Problem to solve:
Restate each line word for word. Leave out every picture.

━━━ Data to process

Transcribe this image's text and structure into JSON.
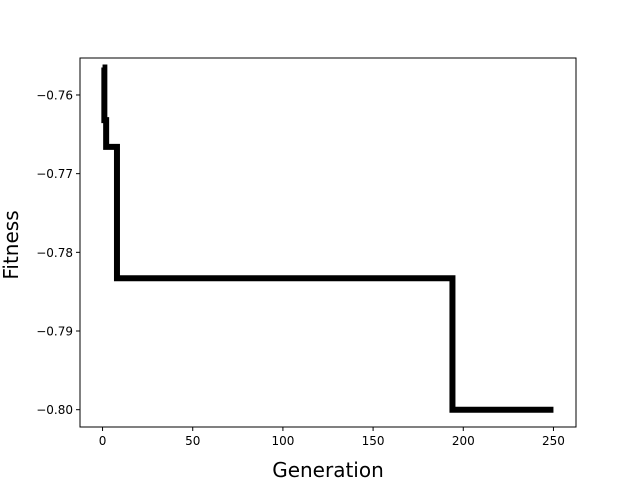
{
  "chart_data": {
    "type": "line",
    "title": "",
    "xlabel": "Generation",
    "ylabel": "Fitness",
    "xlim": [
      -12.5,
      262.5
    ],
    "ylim": [
      -0.8022,
      -0.7553
    ],
    "xticks": [
      0,
      50,
      100,
      150,
      200,
      250
    ],
    "xtick_labels": [
      "0",
      "50",
      "100",
      "150",
      "200",
      "250"
    ],
    "yticks": [
      -0.76,
      -0.77,
      -0.78,
      -0.79,
      -0.8
    ],
    "ytick_labels": [
      "−0.76",
      "−0.77",
      "−0.78",
      "−0.79",
      "−0.80"
    ],
    "grid": false,
    "line_color": "#000000",
    "series": [
      {
        "x": [
          0,
          1,
          1,
          2,
          2,
          7,
          7,
          8,
          8,
          193,
          193,
          194,
          194,
          250
        ],
        "y": [
          -0.7565,
          -0.7565,
          -0.7632,
          -0.7632,
          -0.7666,
          -0.7666,
          -0.7666,
          -0.7666,
          -0.7833,
          -0.7833,
          -0.7833,
          -0.7833,
          -0.8,
          -0.8
        ]
      }
    ]
  }
}
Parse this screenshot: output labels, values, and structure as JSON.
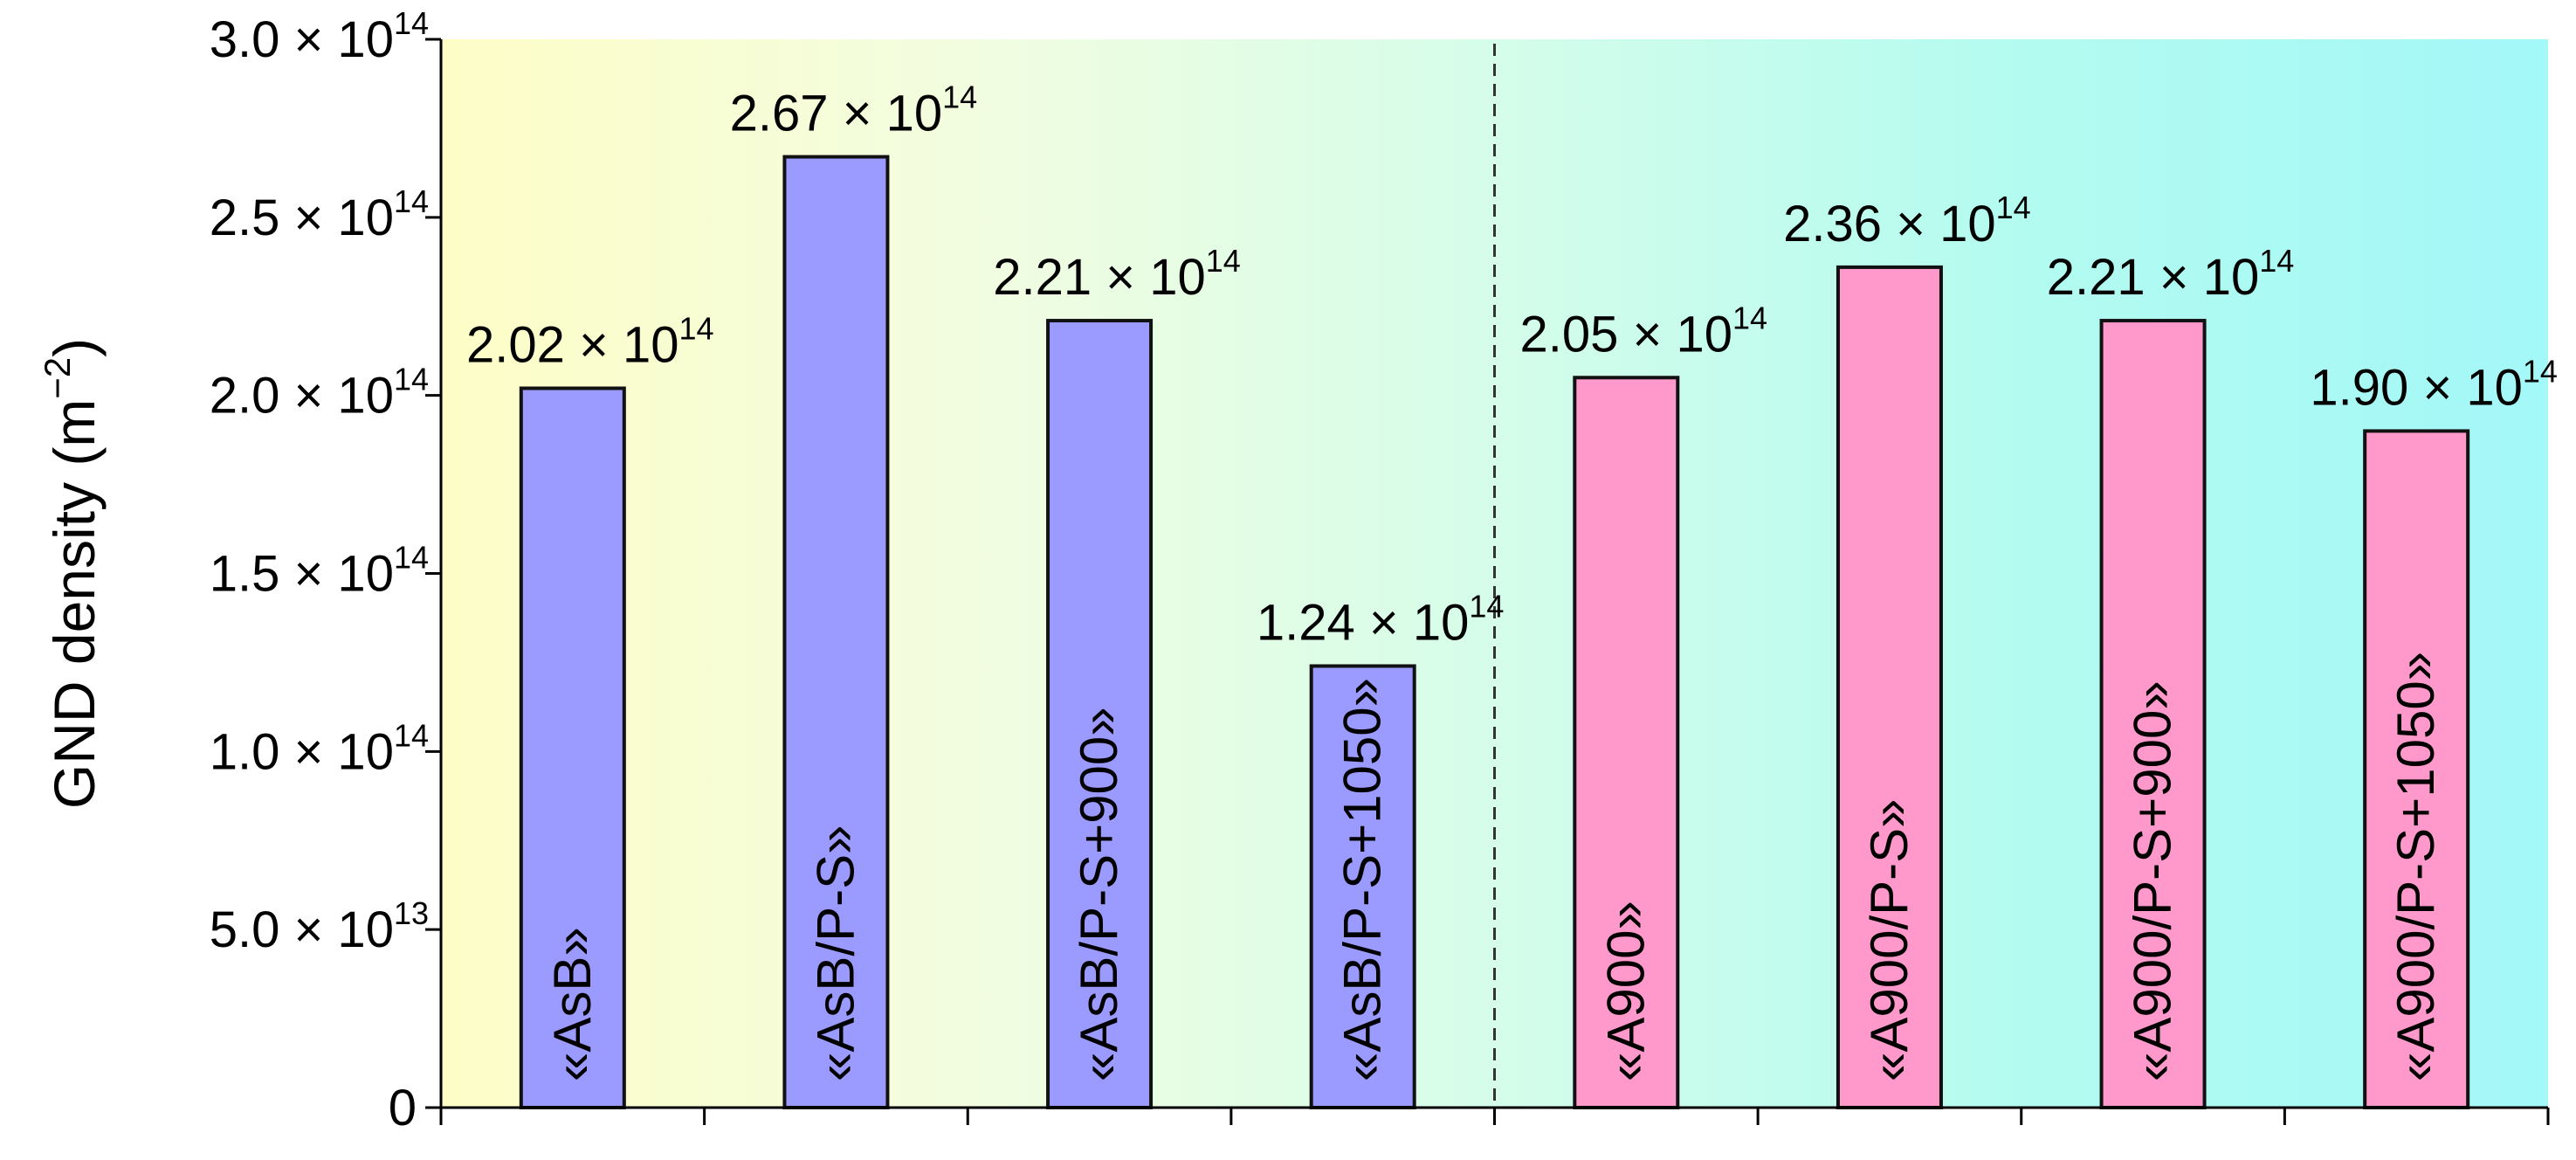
{
  "chart_data": {
    "type": "bar",
    "ylabel": "GND density (m",
    "ylabel_exp": "−2",
    "ylabel_close": ")",
    "ylim": [
      0,
      300000000000000.0
    ],
    "yticks": [
      {
        "value": 0,
        "mantissa": "0",
        "exp": ""
      },
      {
        "value": 50000000000000.0,
        "mantissa": "5.0 × 10",
        "exp": "13"
      },
      {
        "value": 100000000000000.0,
        "mantissa": "1.0 × 10",
        "exp": "14"
      },
      {
        "value": 150000000000000.0,
        "mantissa": "1.5 × 10",
        "exp": "14"
      },
      {
        "value": 200000000000000.0,
        "mantissa": "2.0 × 10",
        "exp": "14"
      },
      {
        "value": 250000000000000.0,
        "mantissa": "2.5 × 10",
        "exp": "14"
      },
      {
        "value": 300000000000000.0,
        "mantissa": "3.0 × 10",
        "exp": "14"
      }
    ],
    "categories": [
      "«AsB»",
      "«AsB/P-S»",
      "«AsB/P-S+900»",
      "«AsB/P-S+1050»",
      "«A900»",
      "«A900/P-S»",
      "«A900/P-S+900»",
      "«A900/P-S+1050»"
    ],
    "values": [
      202000000000000.0,
      267000000000000.0,
      221000000000000.0,
      124000000000000.0,
      205000000000000.0,
      236000000000000.0,
      221000000000000.0,
      190000000000000.0
    ],
    "value_labels": [
      {
        "mantissa": "2.02 × 10",
        "exp": "14"
      },
      {
        "mantissa": "2.67 × 10",
        "exp": "14"
      },
      {
        "mantissa": "2.21 × 10",
        "exp": "14"
      },
      {
        "mantissa": "1.24 × 10",
        "exp": "14"
      },
      {
        "mantissa": "2.05 × 10",
        "exp": "14"
      },
      {
        "mantissa": "2.36 × 10",
        "exp": "14"
      },
      {
        "mantissa": "2.21 × 10",
        "exp": "14"
      },
      {
        "mantissa": "1.90 × 10",
        "exp": "14"
      }
    ],
    "bar_colors": [
      "#9b9bff",
      "#9b9bff",
      "#9b9bff",
      "#9b9bff",
      "#ff99cc",
      "#ff99cc",
      "#ff99cc",
      "#ff99cc"
    ],
    "background_gradient": [
      "#fdfdc6",
      "#f2fde0",
      "#d5fdea",
      "#b3fbf0",
      "#a3f8f8"
    ],
    "divider_after_index": 3,
    "grid": false,
    "legend": "none"
  }
}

━━━━━━

Completed exercise:
Transcribe this image's text and structure into JSON.
{
  "chart_data": {
    "type": "line",
    "title": "",
    "xlabel": "Generation",
    "ylabel": "Fitness",
    "xlim": [
      -12.5,
      262.5
    ],
    "ylim": [
      -0.8022,
      -0.7553
    ],
    "xticks": [
      0,
      50,
      100,
      150,
      200,
      250
    ],
    "xtick_labels": [
      "0",
      "50",
      "100",
      "150",
      "200",
      "250"
    ],
    "yticks": [
      -0.76,
      -0.77,
      -0.78,
      -0.79,
      -0.8
    ],
    "ytick_labels": [
      "−0.76",
      "−0.77",
      "−0.78",
      "−0.79",
      "−0.80"
    ],
    "grid": false,
    "line_color": "#000000",
    "series": [
      {
        "x": [
          0,
          1,
          1,
          2,
          2,
          7,
          7,
          8,
          8,
          193,
          193,
          194,
          194,
          250
        ],
        "y": [
          -0.7565,
          -0.7565,
          -0.7632,
          -0.7632,
          -0.7666,
          -0.7666,
          -0.7666,
          -0.7666,
          -0.7833,
          -0.7833,
          -0.7833,
          -0.7833,
          -0.8,
          -0.8
        ]
      }
    ]
  }
}
Parse this screenshot: output labels, values, and structure as JSON.
{
  "chart_data": {
    "type": "bar",
    "ylabel": "GND density (m",
    "ylabel_exp": "−2",
    "ylabel_close": ")",
    "ylim": [
      0,
      300000000000000.0
    ],
    "yticks": [
      {
        "value": 0,
        "mantissa": "0",
        "exp": ""
      },
      {
        "value": 50000000000000.0,
        "mantissa": "5.0 × 10",
        "exp": "13"
      },
      {
        "value": 100000000000000.0,
        "mantissa": "1.0 × 10",
        "exp": "14"
      },
      {
        "value": 150000000000000.0,
        "mantissa": "1.5 × 10",
        "exp": "14"
      },
      {
        "value": 200000000000000.0,
        "mantissa": "2.0 × 10",
        "exp": "14"
      },
      {
        "value": 250000000000000.0,
        "mantissa": "2.5 × 10",
        "exp": "14"
      },
      {
        "value": 300000000000000.0,
        "mantissa": "3.0 × 10",
        "exp": "14"
      }
    ],
    "categories": [
      "«AsB»",
      "«AsB/P-S»",
      "«AsB/P-S+900»",
      "«AsB/P-S+1050»",
      "«A900»",
      "«A900/P-S»",
      "«A900/P-S+900»",
      "«A900/P-S+1050»"
    ],
    "values": [
      202000000000000.0,
      267000000000000.0,
      221000000000000.0,
      124000000000000.0,
      205000000000000.0,
      236000000000000.0,
      221000000000000.0,
      190000000000000.0
    ],
    "value_labels": [
      {
        "mantissa": "2.02 × 10",
        "exp": "14"
      },
      {
        "mantissa": "2.67 × 10",
        "exp": "14"
      },
      {
        "mantissa": "2.21 × 10",
        "exp": "14"
      },
      {
        "mantissa": "1.24 × 10",
        "exp": "14"
      },
      {
        "mantissa": "2.05 × 10",
        "exp": "14"
      },
      {
        "mantissa": "2.36 × 10",
        "exp": "14"
      },
      {
        "mantissa": "2.21 × 10",
        "exp": "14"
      },
      {
        "mantissa": "1.90 × 10",
        "exp": "14"
      }
    ],
    "bar_colors": [
      "#9b9bff",
      "#9b9bff",
      "#9b9bff",
      "#9b9bff",
      "#ff99cc",
      "#ff99cc",
      "#ff99cc",
      "#ff99cc"
    ],
    "background_gradient": [
      "#fdfdc6",
      "#f2fde0",
      "#d5fdea",
      "#b3fbf0",
      "#a3f8f8"
    ],
    "divider_after_index": 3,
    "grid": false,
    "legend": "none"
  }
}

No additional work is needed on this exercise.